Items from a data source
begin

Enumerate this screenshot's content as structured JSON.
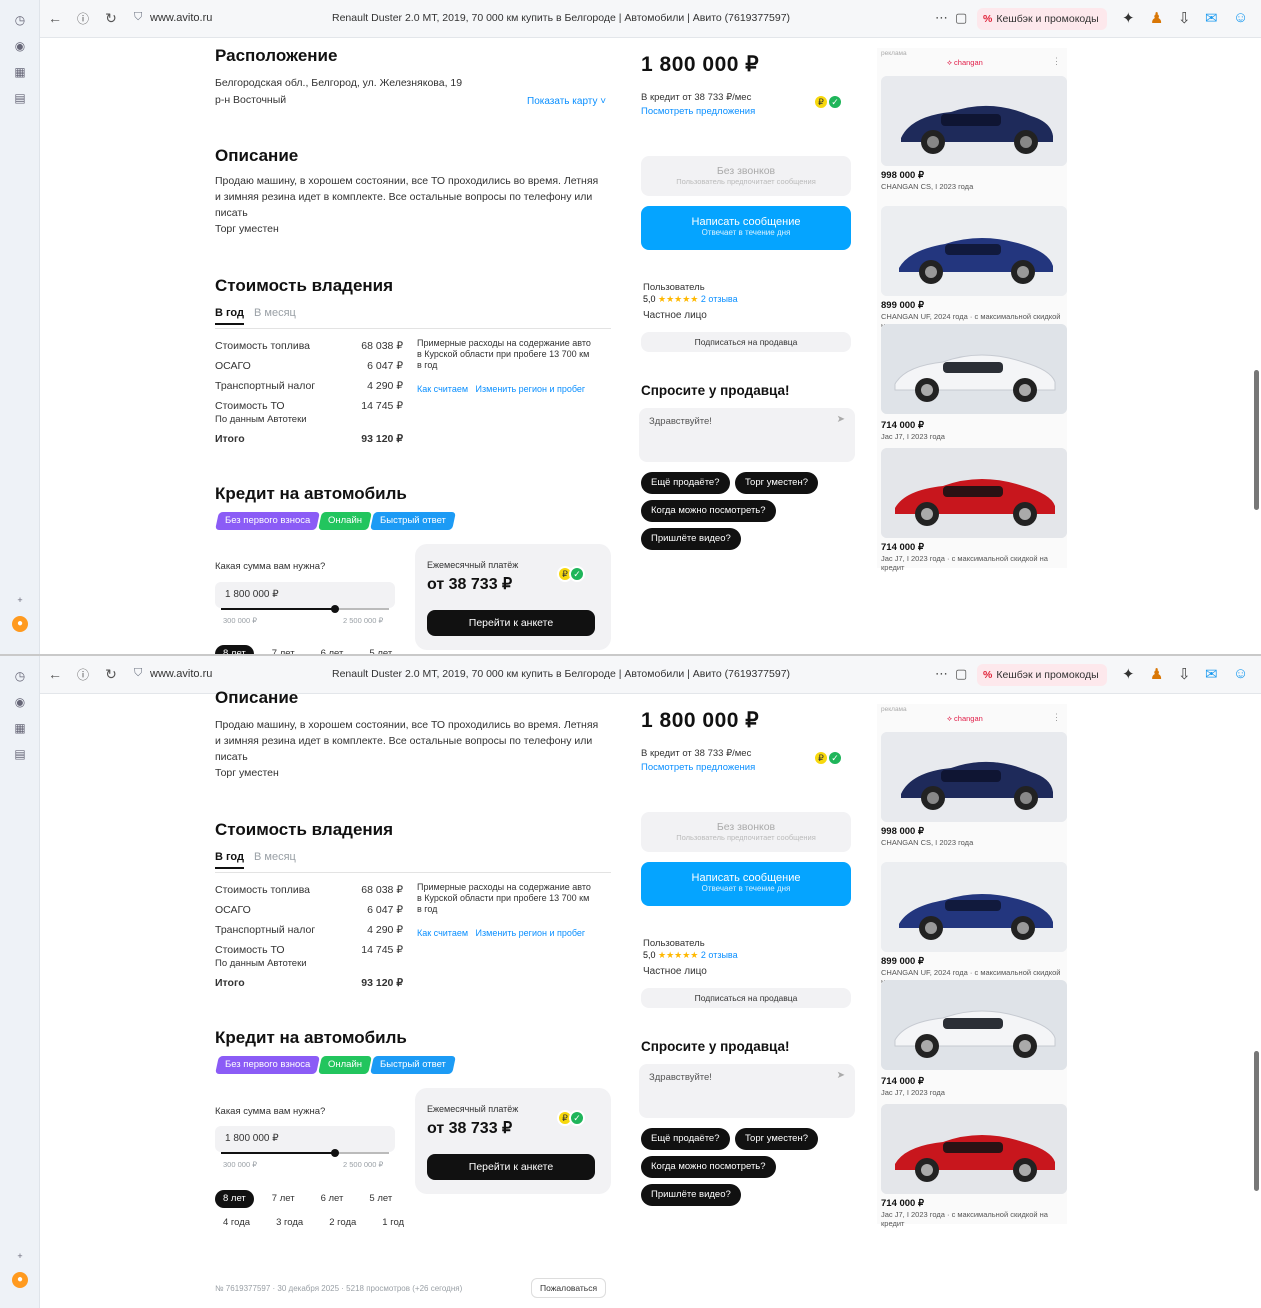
{
  "browser": {
    "host": "www.avito.ru",
    "page_title": "Renault Duster 2.0 MT, 2019, 70 000 км купить в Белгороде | Автомобили | Авито (7619377597)",
    "promo_label": "Кешбэк и промокоды"
  },
  "location": {
    "heading": "Расположение",
    "address_line1": "Белгородская обл., Белгород, ул. Железнякова, 19",
    "address_line2": "р-н Восточный",
    "map_link": "Показать карту ˅"
  },
  "description": {
    "heading": "Описание",
    "text_line1": "Продаю машину, в хорошем состоянии, все ТО проходились во время. Летняя",
    "text_line2": "и зимняя резина идет в комплекте. Все остальные вопросы по телефону или",
    "text_line3": "писать",
    "text_line4": "Торг уместен"
  },
  "ownership": {
    "heading": "Стоимость владения",
    "tab_year": "В год",
    "tab_month": "В месяц",
    "rows": [
      {
        "label": "Стоимость топлива",
        "value": "68 038 ₽"
      },
      {
        "label": "ОСАГО",
        "value": "6 047 ₽"
      },
      {
        "label": "Транспортный налог",
        "value": "4 290 ₽"
      },
      {
        "label": "Стоимость ТО",
        "value": "14 745 ₽"
      }
    ],
    "source": "По данным Автотеки",
    "total_label": "Итого",
    "total_value": "93 120 ₽",
    "note_line1": "Примерные расходы на содержание авто",
    "note_line2": "в Курской области при пробеге 13 700 км",
    "note_line3": "в год",
    "how_link": "Как считаем",
    "change_link": "Изменить регион и пробег"
  },
  "credit": {
    "heading": "Кредит на автомобиль",
    "tags": [
      "Без первого взноса",
      "Онлайн",
      "Быстрый ответ"
    ],
    "sum_question": "Какая сумма вам нужна?",
    "sum_value": "1 800 000 ₽",
    "range_min": "300 000 ₽",
    "range_max": "2 500 000 ₽",
    "terms_row1": [
      "8 лет",
      "7 лет",
      "6 лет",
      "5 лет"
    ],
    "terms_row2": [
      "4 года",
      "3 года",
      "2 года",
      "1 год"
    ],
    "monthly_label": "Ежемесячный платёж",
    "monthly_value": "от 38 733 ₽",
    "apply_button": "Перейти к анкете",
    "slider_fraction": 0.68
  },
  "sidebar": {
    "price": "1 800 000 ₽",
    "credit_text": "В кредит от 38 733 ₽/мес",
    "offers_link": "Посмотреть предложения",
    "no_calls_title": "Без звонков",
    "no_calls_sub": "Пользователь предпочитает сообщения",
    "write_button": "Написать сообщение",
    "write_sub": "Отвечает в течение дня",
    "seller_type": "Пользователь",
    "rating": "5,0",
    "stars": "★★★★★",
    "reviews_link": "2 отзыва",
    "seller_kind": "Частное лицо",
    "subscribe_button": "Подписаться на продавца",
    "ask_heading": "Спросите у продавца!",
    "ask_placeholder": "Здравствуйте!",
    "quick_questions": [
      "Ещё продаёте?",
      "Торг уместен?",
      "Когда можно посмотреть?",
      "Пришлёте видео?"
    ]
  },
  "recommendations": {
    "label": "реклама",
    "brand": "changan",
    "items": [
      {
        "price": "998 000 ₽",
        "desc": "CHANGAN CS, I 2023 года"
      },
      {
        "price": "899 000 ₽",
        "desc": "CHANGAN UF, 2024 года · с максимальной скидкой на кредит"
      },
      {
        "price": "714 000 ₽",
        "desc": "Jac J7, I 2023 года"
      },
      {
        "price": "714 000 ₽",
        "desc": "Jac J7, I 2023 года · с максимальной скидкой на кредит"
      }
    ]
  },
  "footer": {
    "meta": "№ 7619377597 · 30 декабря 2025 · 5218 просмотров (+26 сегодня)",
    "complain_button": "Пожаловаться"
  },
  "colors": {
    "accent_blue": "#05a4ff",
    "tag_purple": "#8b5cf6",
    "tag_green": "#22c55e",
    "tag_blue": "#1c9bf5",
    "coin_yellow": "#f7d80d"
  }
}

end

What you will do: Make an exact copy of the whole listing, but don't bring over any pictures.

Reply:
Enumerate this screenshot's content as structured JSON.
{
  "browser": {
    "host": "www.avito.ru",
    "page_title": "Renault Duster 2.0 MT, 2019, 70 000 км купить в Белгороде | Автомобили | Авито (7619377597)",
    "promo_label": "Кешбэк и промокоды"
  },
  "location": {
    "heading": "Расположение",
    "address_line1": "Белгородская обл., Белгород, ул. Железнякова, 19",
    "address_line2": "р-н Восточный",
    "map_link": "Показать карту ˅"
  },
  "description": {
    "heading": "Описание",
    "text_line1": "Продаю машину, в хорошем состоянии, все ТО проходились во время. Летняя",
    "text_line2": "и зимняя резина идет в комплекте. Все остальные вопросы по телефону или",
    "text_line3": "писать",
    "text_line4": "Торг уместен"
  },
  "ownership": {
    "heading": "Стоимость владения",
    "tab_year": "В год",
    "tab_month": "В месяц",
    "rows": [
      {
        "label": "Стоимость топлива",
        "value": "68 038 ₽"
      },
      {
        "label": "ОСАГО",
        "value": "6 047 ₽"
      },
      {
        "label": "Транспортный налог",
        "value": "4 290 ₽"
      },
      {
        "label": "Стоимость ТО",
        "value": "14 745 ₽"
      }
    ],
    "source": "По данным Автотеки",
    "total_label": "Итого",
    "total_value": "93 120 ₽",
    "note_line1": "Примерные расходы на содержание авто",
    "note_line2": "в Курской области при пробеге 13 700 км",
    "note_line3": "в год",
    "how_link": "Как считаем",
    "change_link": "Изменить регион и пробег"
  },
  "credit": {
    "heading": "Кредит на автомобиль",
    "tags": [
      "Без первого взноса",
      "Онлайн",
      "Быстрый ответ"
    ],
    "sum_question": "Какая сумма вам нужна?",
    "sum_value": "1 800 000 ₽",
    "range_min": "300 000 ₽",
    "range_max": "2 500 000 ₽",
    "terms_row1": [
      "8 лет",
      "7 лет",
      "6 лет",
      "5 лет"
    ],
    "terms_row2": [
      "4 года",
      "3 года",
      "2 года",
      "1 год"
    ],
    "monthly_label": "Ежемесячный платёж",
    "monthly_value": "от 38 733 ₽",
    "apply_button": "Перейти к анкете",
    "slider_fraction": 0.68
  },
  "sidebar": {
    "price": "1 800 000 ₽",
    "credit_text": "В кредит от 38 733 ₽/мес",
    "offers_link": "Посмотреть предложения",
    "no_calls_title": "Без звонков",
    "no_calls_sub": "Пользователь предпочитает сообщения",
    "write_button": "Написать сообщение",
    "write_sub": "Отвечает в течение дня",
    "seller_type": "Пользователь",
    "rating": "5,0",
    "stars": "★★★★★",
    "reviews_link": "2 отзыва",
    "seller_kind": "Частное лицо",
    "subscribe_button": "Подписаться на продавца",
    "ask_heading": "Спросите у продавца!",
    "ask_placeholder": "Здравствуйте!",
    "quick_questions": [
      "Ещё продаёте?",
      "Торг уместен?",
      "Когда можно посмотреть?",
      "Пришлёте видео?"
    ]
  },
  "recommendations": {
    "label": "реклама",
    "brand": "changan",
    "items": [
      {
        "price": "998 000 ₽",
        "desc": "CHANGAN CS, I 2023 года"
      },
      {
        "price": "899 000 ₽",
        "desc": "CHANGAN UF, 2024 года · с максимальной скидкой на кредит"
      },
      {
        "price": "714 000 ₽",
        "desc": "Jac J7, I 2023 года"
      },
      {
        "price": "714 000 ₽",
        "desc": "Jac J7, I 2023 года · с максимальной скидкой на кредит"
      }
    ]
  },
  "footer": {
    "meta": "№ 7619377597 · 30 декабря 2025 · 5218 просмотров (+26 сегодня)",
    "complain_button": "Пожаловаться"
  },
  "colors": {
    "accent_blue": "#05a4ff",
    "tag_purple": "#8b5cf6",
    "tag_green": "#22c55e",
    "tag_blue": "#1c9bf5",
    "coin_yellow": "#f7d80d"
  }
}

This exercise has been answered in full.